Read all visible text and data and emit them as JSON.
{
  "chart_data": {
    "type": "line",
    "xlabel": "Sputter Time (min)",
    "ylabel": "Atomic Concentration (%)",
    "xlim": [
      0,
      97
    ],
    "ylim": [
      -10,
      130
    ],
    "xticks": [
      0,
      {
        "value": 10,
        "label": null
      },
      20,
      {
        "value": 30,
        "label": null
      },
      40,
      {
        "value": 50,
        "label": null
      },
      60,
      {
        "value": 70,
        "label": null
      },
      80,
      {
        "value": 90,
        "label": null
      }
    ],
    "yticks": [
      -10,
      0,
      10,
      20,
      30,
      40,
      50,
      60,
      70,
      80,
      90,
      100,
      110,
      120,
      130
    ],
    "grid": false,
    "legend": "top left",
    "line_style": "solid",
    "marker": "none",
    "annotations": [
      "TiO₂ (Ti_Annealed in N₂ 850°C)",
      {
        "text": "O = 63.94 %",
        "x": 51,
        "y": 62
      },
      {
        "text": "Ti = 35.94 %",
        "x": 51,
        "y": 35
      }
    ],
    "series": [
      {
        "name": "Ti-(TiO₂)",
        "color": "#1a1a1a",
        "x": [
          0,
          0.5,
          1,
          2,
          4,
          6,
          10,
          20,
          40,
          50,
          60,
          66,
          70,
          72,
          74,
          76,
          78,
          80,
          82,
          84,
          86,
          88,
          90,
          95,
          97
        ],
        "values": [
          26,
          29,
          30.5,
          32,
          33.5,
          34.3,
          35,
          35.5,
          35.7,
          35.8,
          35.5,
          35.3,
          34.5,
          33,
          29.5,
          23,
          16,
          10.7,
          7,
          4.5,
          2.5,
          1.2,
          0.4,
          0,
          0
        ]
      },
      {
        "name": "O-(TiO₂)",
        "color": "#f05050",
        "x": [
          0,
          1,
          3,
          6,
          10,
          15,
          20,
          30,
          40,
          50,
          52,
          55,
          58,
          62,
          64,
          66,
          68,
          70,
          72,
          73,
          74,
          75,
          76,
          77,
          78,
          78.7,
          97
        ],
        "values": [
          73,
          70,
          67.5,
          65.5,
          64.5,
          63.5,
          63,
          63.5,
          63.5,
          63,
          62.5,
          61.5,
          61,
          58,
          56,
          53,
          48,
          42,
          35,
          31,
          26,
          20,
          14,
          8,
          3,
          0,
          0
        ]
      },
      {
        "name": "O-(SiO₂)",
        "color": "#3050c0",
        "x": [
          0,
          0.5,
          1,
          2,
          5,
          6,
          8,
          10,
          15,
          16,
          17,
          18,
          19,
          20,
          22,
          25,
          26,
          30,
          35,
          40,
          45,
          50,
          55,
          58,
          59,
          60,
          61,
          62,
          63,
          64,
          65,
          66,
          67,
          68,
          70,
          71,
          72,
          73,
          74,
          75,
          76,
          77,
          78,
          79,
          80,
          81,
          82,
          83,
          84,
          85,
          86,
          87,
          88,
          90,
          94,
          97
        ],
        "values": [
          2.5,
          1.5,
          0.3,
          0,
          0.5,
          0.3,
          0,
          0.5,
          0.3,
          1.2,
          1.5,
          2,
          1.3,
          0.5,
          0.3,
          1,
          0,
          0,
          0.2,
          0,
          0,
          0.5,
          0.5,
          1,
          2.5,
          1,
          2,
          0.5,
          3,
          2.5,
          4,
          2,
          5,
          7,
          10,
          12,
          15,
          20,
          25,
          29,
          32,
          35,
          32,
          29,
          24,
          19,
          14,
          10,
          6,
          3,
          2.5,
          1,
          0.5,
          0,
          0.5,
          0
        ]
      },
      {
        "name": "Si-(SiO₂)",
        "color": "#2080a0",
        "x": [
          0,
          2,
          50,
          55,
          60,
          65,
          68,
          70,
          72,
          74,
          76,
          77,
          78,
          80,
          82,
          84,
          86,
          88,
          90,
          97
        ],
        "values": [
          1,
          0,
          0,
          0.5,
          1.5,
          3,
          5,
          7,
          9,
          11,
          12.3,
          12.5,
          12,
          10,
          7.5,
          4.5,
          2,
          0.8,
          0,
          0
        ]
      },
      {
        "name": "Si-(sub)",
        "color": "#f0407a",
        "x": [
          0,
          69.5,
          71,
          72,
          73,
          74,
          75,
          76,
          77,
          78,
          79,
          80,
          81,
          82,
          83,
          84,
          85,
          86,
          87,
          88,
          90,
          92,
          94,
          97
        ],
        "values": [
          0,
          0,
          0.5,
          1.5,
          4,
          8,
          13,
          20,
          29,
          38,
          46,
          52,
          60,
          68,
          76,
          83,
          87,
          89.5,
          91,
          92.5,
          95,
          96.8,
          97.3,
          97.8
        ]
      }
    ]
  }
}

:::

■ To be done: Take each line of the material that contains the word "TiO₂" and list it.

■ Task answer:
      "TiO₂ (Ti_Annealed in N₂ 850°C)",
        "name": "Ti-(TiO₂)",
        "name": "O-(TiO₂)",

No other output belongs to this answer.